Post by Andreas Kloeckner
Hi Craig,

Post by Craig Stringham
I keep crashing a server (kernel panic) when using pycuda within

ipython.

Post by Craig Stringham
It doesn't seem to matter what kernel I run and it only crashes several
minutes after I have run a kernel but have kept the ipython shell open.

Post by Craig Stringham
am using the latest git version of pycuda with the latest release of

CUDA

Post by Craig Stringham
(6.5) on a K40m. Below is the last portion of the crash dmesg.
Have any of you had a similar issue? I will try putting the GPU in
persistent mode since it appears it is falling off the bus... maybe that
will fix it.

I've never seen such a thing, and I'm not even sure what PyCUDA could do
to cause a hard crash a machine like that. It sounds like either a
driver or hardware bug to me. If there's something that PyCUDA can
do to avoid the hard crash, I'd be more than happy to do that--but I'm
not even sure what that would be...
One possible issue is threads. PyCUDA (CUDA generally, really) isn't
very good around them--but that should only be an issue if multiple
threads touch the GPU.
As a simple test, can you may write a script that does some PyCUDA
computations and then sits in a raw_input()? That's somehow the closest
analog to IPython I can think of.
Anyhow, these are just some suggestions. Hope some of this is helpful.
Andreas

_Exercise brief_
Please quote the PyCUDA crash thread between "I've never seen" and "that would be...", inclusive. The listing has no connection to the PyCUDA crash thread.

_Given entries_
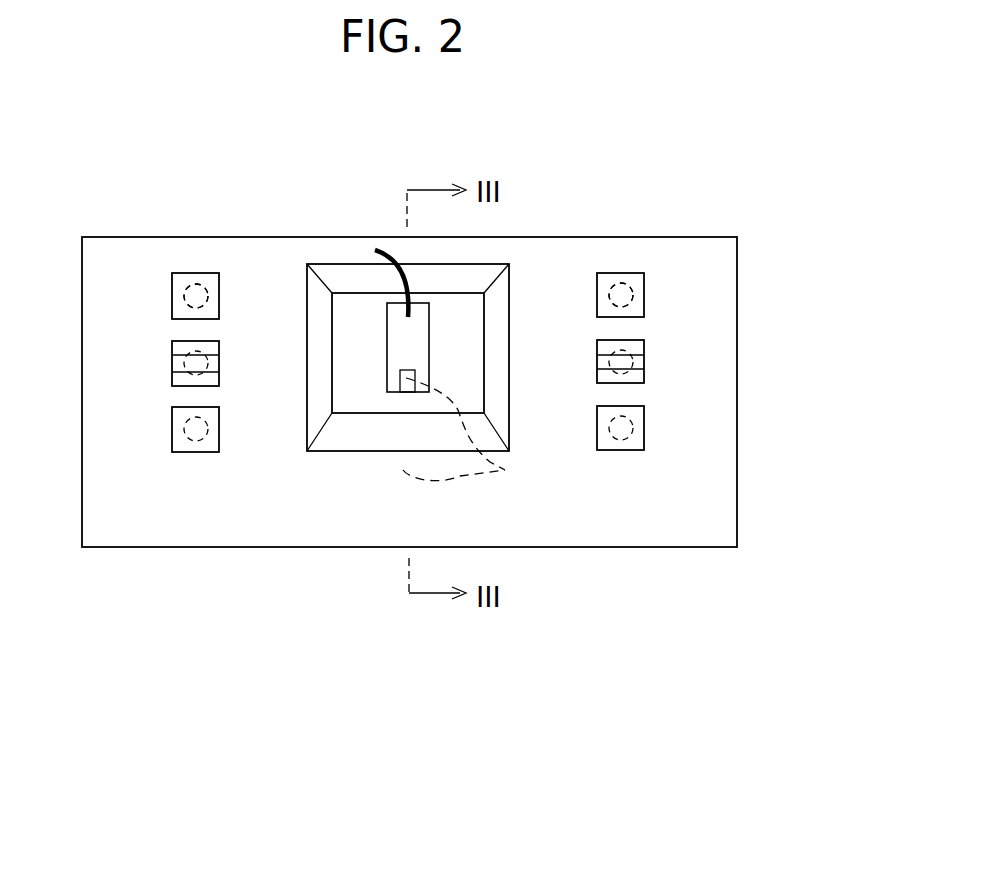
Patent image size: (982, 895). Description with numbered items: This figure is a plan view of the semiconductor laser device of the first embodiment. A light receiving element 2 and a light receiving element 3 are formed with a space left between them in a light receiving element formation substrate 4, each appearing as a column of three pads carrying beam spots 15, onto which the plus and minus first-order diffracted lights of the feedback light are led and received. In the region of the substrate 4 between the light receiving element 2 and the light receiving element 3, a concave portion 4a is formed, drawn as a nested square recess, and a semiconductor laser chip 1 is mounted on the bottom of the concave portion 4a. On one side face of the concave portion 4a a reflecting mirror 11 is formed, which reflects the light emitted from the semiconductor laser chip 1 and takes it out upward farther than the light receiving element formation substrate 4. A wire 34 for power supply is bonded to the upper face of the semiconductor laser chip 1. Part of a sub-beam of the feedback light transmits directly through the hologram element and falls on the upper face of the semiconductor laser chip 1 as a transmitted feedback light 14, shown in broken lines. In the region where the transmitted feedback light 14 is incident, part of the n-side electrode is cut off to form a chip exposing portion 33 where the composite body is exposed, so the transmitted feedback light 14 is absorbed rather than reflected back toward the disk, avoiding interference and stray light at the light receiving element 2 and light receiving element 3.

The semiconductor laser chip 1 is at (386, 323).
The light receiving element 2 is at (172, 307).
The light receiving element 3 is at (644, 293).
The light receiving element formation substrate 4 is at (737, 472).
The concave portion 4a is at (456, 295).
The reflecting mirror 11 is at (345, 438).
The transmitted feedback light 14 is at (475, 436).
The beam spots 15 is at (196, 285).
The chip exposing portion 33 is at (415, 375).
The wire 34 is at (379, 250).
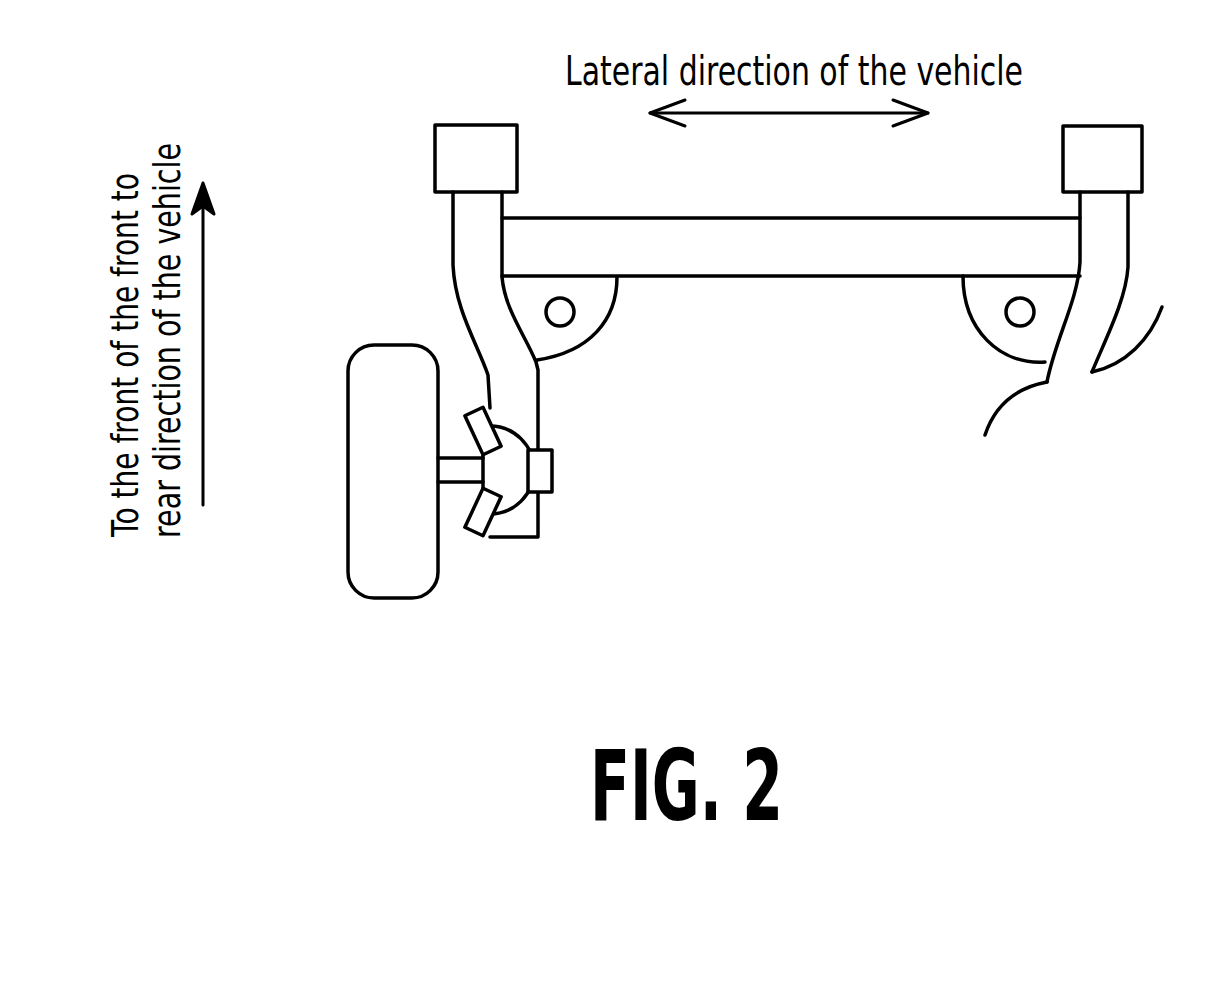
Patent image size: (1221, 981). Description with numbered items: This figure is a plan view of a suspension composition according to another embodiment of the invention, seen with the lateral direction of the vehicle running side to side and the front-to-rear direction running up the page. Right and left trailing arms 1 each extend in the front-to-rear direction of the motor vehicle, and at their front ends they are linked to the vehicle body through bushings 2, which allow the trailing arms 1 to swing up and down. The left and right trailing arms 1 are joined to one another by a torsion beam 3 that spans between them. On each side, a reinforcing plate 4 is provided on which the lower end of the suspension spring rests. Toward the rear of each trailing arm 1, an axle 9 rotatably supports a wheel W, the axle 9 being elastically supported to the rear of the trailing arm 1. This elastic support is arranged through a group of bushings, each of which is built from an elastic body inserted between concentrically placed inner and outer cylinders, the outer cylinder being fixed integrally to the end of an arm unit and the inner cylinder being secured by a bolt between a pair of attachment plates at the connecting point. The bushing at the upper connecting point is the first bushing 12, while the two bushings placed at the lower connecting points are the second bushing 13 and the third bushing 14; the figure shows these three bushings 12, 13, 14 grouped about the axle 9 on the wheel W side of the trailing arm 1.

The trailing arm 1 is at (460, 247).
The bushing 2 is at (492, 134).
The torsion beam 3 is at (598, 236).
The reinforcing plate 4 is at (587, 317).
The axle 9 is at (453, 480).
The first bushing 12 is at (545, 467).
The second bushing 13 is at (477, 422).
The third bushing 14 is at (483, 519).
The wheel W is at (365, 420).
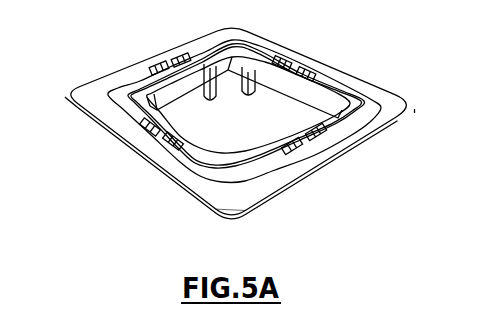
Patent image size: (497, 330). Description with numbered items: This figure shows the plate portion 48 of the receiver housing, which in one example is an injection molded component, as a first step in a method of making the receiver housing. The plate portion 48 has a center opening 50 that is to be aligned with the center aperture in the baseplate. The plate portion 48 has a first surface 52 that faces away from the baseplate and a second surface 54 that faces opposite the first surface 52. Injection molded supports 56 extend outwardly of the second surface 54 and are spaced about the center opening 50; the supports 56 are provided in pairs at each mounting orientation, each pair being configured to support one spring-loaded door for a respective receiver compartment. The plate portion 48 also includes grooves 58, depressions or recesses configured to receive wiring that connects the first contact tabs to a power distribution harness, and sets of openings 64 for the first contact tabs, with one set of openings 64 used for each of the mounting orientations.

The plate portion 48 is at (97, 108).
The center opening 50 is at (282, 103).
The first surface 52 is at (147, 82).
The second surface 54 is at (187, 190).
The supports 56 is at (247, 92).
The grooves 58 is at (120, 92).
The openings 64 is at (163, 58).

...

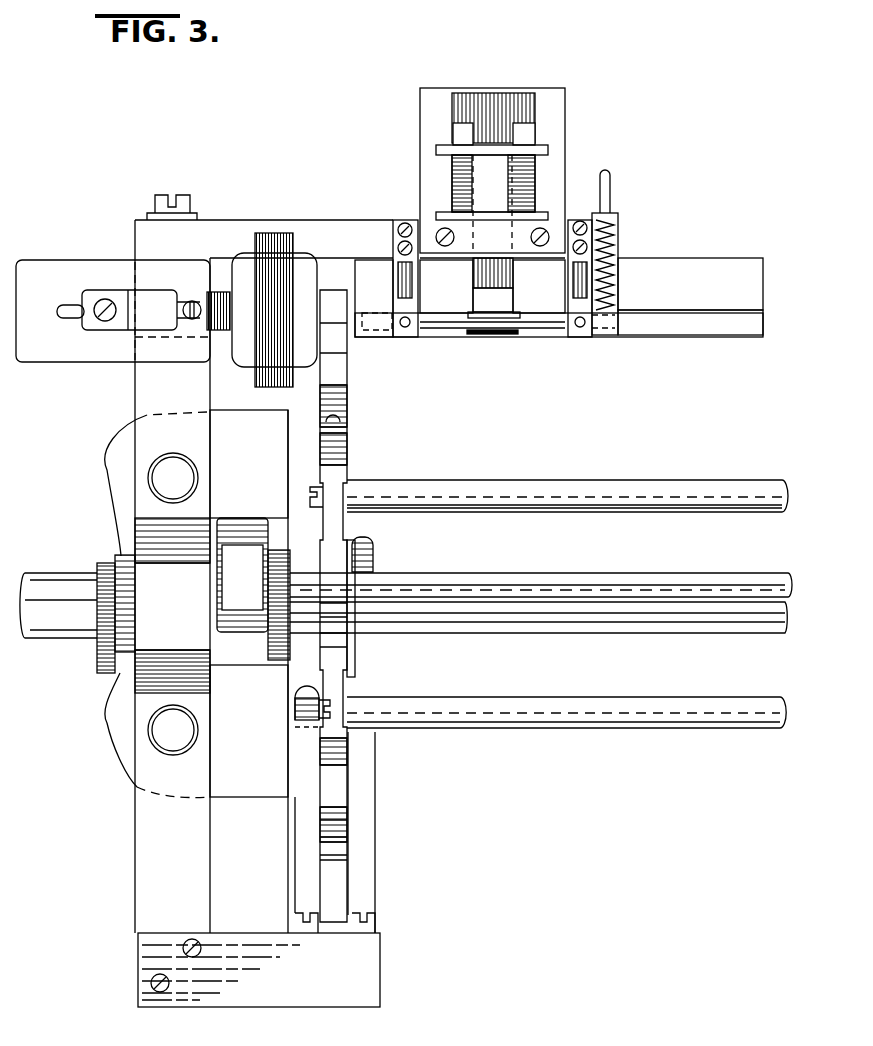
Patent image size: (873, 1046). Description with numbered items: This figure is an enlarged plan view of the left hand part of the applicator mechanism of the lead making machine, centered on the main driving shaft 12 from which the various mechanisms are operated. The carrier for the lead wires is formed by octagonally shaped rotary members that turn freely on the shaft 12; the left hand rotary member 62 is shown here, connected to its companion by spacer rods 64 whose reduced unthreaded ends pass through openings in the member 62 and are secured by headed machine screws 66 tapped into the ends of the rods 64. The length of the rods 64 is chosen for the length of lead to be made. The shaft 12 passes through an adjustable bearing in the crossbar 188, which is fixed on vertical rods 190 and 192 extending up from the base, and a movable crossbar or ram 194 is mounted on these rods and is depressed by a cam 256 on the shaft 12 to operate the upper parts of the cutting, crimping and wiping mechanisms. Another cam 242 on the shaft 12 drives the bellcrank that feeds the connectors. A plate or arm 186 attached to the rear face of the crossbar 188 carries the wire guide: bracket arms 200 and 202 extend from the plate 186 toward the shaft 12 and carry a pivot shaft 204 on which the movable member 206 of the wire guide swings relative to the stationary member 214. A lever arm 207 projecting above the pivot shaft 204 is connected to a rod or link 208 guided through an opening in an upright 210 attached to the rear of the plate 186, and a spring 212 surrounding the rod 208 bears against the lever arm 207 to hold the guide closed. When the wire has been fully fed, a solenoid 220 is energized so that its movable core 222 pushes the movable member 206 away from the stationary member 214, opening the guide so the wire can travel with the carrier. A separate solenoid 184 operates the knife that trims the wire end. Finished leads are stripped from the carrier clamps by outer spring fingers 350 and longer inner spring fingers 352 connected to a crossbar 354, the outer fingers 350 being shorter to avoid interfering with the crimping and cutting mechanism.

---

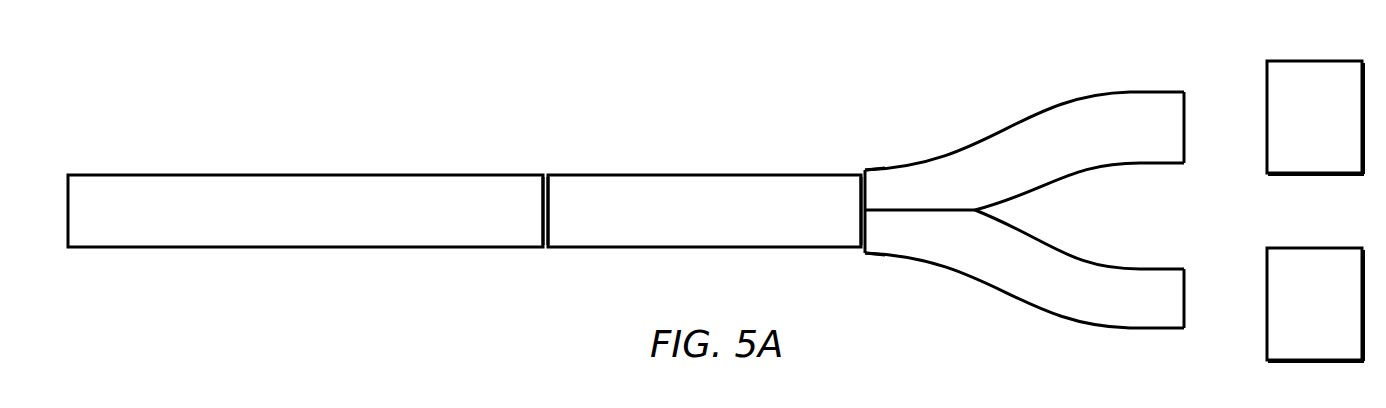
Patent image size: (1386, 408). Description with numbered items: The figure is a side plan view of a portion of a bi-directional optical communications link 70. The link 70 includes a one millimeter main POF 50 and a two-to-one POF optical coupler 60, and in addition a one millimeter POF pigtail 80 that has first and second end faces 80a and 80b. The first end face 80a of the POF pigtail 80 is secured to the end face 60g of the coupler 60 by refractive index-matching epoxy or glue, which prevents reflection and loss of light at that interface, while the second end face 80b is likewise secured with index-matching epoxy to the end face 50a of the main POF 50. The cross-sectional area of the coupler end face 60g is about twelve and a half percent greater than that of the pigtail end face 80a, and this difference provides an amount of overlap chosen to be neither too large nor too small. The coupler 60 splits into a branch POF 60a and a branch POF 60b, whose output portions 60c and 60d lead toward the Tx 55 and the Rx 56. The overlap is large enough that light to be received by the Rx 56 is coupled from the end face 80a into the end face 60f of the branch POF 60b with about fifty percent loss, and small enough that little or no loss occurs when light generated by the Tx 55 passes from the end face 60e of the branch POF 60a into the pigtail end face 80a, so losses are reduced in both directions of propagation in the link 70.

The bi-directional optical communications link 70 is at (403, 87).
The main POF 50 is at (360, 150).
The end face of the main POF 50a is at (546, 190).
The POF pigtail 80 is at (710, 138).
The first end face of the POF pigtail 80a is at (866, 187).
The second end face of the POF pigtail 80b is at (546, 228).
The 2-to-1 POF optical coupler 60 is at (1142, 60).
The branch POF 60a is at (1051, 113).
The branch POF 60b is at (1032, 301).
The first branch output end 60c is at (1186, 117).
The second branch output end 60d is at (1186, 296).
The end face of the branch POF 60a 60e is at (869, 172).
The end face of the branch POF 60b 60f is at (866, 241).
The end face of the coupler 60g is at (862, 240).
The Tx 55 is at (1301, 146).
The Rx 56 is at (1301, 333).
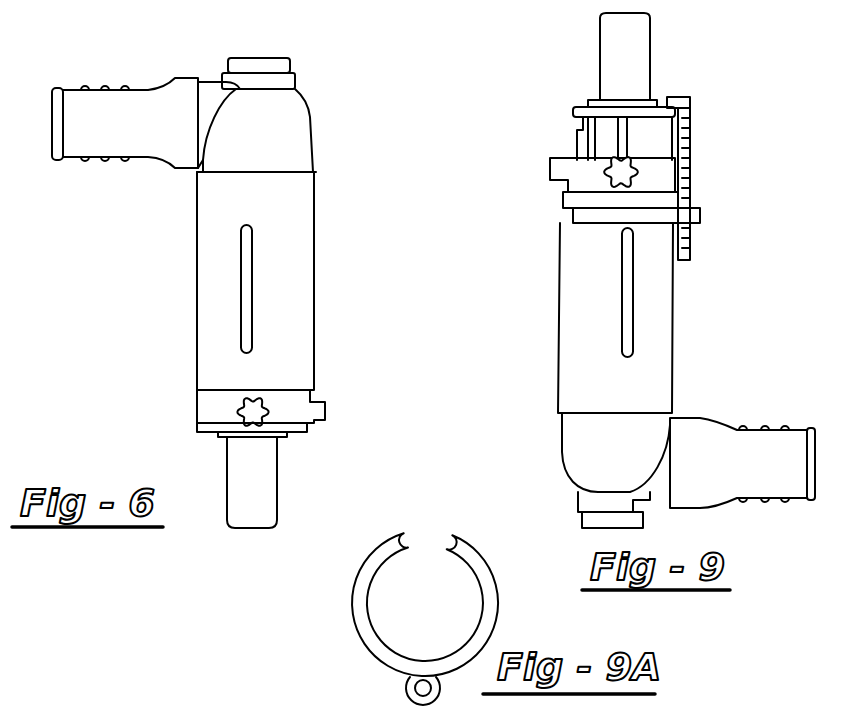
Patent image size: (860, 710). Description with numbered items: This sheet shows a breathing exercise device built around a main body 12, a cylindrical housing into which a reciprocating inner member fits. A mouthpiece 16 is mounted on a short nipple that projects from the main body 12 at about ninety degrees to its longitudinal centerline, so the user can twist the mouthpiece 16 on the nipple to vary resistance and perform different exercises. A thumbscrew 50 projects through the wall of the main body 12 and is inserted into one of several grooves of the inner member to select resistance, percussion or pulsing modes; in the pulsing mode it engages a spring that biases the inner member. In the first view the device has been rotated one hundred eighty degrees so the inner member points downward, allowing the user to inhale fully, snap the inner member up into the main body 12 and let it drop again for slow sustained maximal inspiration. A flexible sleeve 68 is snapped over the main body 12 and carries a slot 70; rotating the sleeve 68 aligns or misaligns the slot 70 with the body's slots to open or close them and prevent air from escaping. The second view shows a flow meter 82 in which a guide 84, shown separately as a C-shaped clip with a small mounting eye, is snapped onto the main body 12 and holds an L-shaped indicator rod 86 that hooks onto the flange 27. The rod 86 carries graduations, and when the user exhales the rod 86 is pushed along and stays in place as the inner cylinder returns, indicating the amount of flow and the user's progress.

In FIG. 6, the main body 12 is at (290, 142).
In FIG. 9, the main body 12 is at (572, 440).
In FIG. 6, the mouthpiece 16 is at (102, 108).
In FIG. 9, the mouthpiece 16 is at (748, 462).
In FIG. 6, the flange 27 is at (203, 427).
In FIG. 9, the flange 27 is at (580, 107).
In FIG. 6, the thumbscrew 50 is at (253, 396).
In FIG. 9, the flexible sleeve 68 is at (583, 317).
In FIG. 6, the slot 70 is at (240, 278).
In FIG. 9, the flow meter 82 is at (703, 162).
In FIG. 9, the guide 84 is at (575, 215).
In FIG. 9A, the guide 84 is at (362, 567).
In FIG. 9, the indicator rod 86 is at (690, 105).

_Response_
I've never seen such a thing, and I'm not even sure what PyCUDA could do
to cause a hard crash a machine like that. It sounds like either a
driver or hardware bug to me. If there's something that PyCUDA can
do to avoid the hard crash, I'd be more than happy to do that--but I'm
not even sure what that would be...